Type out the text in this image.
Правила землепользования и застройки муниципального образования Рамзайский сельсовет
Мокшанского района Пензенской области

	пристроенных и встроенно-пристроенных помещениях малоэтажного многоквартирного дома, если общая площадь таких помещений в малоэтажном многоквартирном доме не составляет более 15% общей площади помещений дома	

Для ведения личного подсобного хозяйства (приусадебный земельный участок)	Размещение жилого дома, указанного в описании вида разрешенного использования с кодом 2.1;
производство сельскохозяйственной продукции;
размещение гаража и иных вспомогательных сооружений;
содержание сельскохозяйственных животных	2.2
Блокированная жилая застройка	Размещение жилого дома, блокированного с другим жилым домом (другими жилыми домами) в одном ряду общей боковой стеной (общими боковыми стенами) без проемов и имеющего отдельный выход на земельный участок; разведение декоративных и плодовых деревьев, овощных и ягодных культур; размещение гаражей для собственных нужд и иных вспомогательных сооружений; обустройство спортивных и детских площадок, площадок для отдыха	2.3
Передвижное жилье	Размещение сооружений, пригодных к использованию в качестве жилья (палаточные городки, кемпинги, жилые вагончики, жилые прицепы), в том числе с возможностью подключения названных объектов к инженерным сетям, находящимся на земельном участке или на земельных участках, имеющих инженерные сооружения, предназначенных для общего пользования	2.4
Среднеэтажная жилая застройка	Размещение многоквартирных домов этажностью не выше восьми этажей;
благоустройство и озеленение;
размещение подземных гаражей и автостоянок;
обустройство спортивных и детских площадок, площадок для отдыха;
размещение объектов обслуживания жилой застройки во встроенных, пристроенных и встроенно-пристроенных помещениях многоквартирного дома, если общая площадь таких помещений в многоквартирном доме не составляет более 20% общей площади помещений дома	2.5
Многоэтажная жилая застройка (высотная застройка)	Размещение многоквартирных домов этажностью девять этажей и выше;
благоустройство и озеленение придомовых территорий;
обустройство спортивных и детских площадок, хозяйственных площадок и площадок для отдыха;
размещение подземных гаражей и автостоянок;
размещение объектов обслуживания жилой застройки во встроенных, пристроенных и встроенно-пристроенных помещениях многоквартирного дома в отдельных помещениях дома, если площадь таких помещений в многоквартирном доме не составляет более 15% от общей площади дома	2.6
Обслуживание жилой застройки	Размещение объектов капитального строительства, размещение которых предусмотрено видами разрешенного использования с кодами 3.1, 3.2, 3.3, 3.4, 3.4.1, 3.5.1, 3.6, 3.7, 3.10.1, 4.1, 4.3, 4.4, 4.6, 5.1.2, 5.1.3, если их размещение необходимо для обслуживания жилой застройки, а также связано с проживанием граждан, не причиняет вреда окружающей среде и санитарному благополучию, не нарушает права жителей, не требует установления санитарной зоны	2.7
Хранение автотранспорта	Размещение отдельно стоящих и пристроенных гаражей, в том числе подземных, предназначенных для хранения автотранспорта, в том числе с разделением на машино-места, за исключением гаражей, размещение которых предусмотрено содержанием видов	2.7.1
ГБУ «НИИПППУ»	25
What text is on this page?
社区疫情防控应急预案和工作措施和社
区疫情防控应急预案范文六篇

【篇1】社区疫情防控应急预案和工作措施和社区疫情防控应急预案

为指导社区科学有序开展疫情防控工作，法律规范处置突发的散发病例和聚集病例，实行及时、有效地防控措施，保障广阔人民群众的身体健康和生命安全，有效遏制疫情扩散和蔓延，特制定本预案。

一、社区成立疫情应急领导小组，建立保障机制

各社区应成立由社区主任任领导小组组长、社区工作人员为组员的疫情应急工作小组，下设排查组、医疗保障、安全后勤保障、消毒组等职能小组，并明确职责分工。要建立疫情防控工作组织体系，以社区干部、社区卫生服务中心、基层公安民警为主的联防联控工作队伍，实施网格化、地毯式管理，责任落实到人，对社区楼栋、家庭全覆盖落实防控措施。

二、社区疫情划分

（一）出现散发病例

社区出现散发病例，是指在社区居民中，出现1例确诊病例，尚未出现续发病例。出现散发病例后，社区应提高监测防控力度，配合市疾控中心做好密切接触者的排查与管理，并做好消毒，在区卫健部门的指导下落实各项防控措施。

→ **Given exercise**
Copy only this span: the line that contains "What text is on this page?", the last line, and every line between them.

→ **Exercise result**
What text is on this page?
社区疫情防控应急预案和工作措施和社
区疫情防控应急预案范文六篇

【篇1】社区疫情防控应急预案和工作措施和社区疫情防控应急预案

为指导社区科学有序开展疫情防控工作，法律规范处置突发的散发病例和聚集病例，实行及时、有效地防控措施，保障广阔人民群众的身体健康和生命安全，有效遏制疫情扩散和蔓延，特制定本预案。

一、社区成立疫情应急领导小组，建立保障机制

各社区应成立由社区主任任领导小组组长、社区工作人员为组员的疫情应急工作小组，下设排查组、医疗保障、安全后勤保障、消毒组等职能小组，并明确职责分工。要建立疫情防控工作组织体系，以社区干部、社区卫生服务中心、基层公安民警为主的联防联控工作队伍，实施网格化、地毯式管理，责任落实到人，对社区楼栋、家庭全覆盖落实防控措施。

二、社区疫情划分

（一）出现散发病例

社区出现散发病例，是指在社区居民中，出现1例确诊病例，尚未出现续发病例。出现散发病例后，社区应提高监测防控力度，配合市疾控中心做好密切接触者的排查与管理，并做好消毒，在区卫健部门的指导下落实各项防控措施。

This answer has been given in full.